- QUOTED PASSAGE
"""

There is also the case specific to our production (and maybe to one or two particularly old external installations, such as Odum): we have a limited number of ingested tabular files for which we don't have the saved originals/don't have the original format preserved at all. The files in question were grandfathered from something called "VDC" - the dinosaur ancestor of the Dataverse application. Some of these old files happen to be very very important (for example, many data files from Gary King's datasets are part of this subset). So we don't want these R conversions to just start failing for these files. (granted, for most or all of Gary's files, the RData files are already cached; so one way to address this would be to keep them in place, and only wipe the cached RDatas for the files that were specifically affected by the missing label issue. Also, we were recently discussing working with Murray project to restore the original for these old tabular files. So this may get resolved outside of this issue - but still, this is an issue).

landreev commented 6 years ago

A couple more things: Generally, it makes perfect sense, to want to use a piece of software written in R, by R programmers, and specifically for the purpose of converting foreign formats to RData. Rather than writing and maintaining code in R ourselves, which is not our strongest point. Whoever, there's one potential issue with this approach: the above is only true for the tabular ingest as it is implemented now. That is, when we convert proprietary formats (stata, spss, etc.) into our internal format ONCE, with no way to modify it later on. But we are already working on providing APIs for modifying existing tabular metadata. So this creates a possibility of a use case where the owner has improved the descriptive tabular metadata - with better variable names, labels, etc. - which is reflected in the DDI, json exports, and/or in TwoRavens etc. Yet if they try “download as RData”, users will see the original, “poor” metadata from the saved original.

I don’t know if we want/need to discuss this further. This PR definitely addresses the current issue; and this will not be a problem for the foreseeable future. But we need to assume that we will likely have to go back to learning how to properly convert our (Dataverse) tabular metadata to R data frames from scratch in the future.

"""

- DATA
"""

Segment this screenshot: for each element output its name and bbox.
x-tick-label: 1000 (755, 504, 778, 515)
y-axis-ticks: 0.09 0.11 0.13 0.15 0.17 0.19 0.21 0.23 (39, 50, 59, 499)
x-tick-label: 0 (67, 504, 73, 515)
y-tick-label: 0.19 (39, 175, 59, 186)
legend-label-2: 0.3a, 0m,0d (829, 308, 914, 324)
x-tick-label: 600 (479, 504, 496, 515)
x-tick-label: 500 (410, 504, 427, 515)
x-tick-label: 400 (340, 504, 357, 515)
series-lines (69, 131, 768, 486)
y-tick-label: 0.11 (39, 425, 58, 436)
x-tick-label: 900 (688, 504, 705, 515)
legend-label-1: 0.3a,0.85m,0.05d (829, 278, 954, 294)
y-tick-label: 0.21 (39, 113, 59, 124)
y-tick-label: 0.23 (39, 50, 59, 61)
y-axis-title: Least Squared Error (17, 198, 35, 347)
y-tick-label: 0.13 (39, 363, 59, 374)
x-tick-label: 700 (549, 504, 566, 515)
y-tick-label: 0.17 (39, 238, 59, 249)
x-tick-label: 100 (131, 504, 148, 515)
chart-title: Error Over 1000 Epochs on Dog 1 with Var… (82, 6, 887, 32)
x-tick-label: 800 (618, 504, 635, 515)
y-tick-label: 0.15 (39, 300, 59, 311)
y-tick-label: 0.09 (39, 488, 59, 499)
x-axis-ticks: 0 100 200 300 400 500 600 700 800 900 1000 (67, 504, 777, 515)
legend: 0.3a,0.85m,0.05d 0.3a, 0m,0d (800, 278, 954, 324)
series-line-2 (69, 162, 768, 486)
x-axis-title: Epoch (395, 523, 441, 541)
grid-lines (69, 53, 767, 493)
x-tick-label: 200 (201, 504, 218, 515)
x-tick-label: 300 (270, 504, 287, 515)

"""

- PROBLEM REQUIREMENTS
Continue the discussion of converting Dataverse tabular files to RData from the point where it stops.

- ANSWER SPACE
In this PR however, we do need it explained somewhere in the documentation, that this is the way we convert to RData - from the saved original, using a third party R library.

landreev commented 6 years ago

Re: documentation: there's a section in the API guide, "Basic File Access" that mentions download as R: RData | Tabular data as an R Data frame (generated; unless the “original” file was in R); this is probably a good place to explain how these RData files are generated.

landreev commented 6 years ago

I requested some changes in the PR. (want to address/rename the new "isLabled" thing in DataVariable)

pdurbin commented 6 years ago

I discussed this issue with @oscardssmith and @landreev this morning and have a pretty good sense of the work that's left, messing with the new unused boolean. There's a file floating around called "BeerTastingTestData.dta" that can be used for testing. One needs to install the haven R package or use an Rserve with it (dvn-build soon, probably).

pdurbin commented 6 years ago

I made the requested changes in 03c8051 and cleared them with @oscardssmith and then @landreev . I'm attaching the file I used to ensure that the new "factor" column is being populated with a "true" when the RData file contains factors: test_factor.RData.txt

Back to code review.

landreev commented 6 years ago

@kcondon For QA, please use Rserve on dvn-build.hmdc.harvard.edu.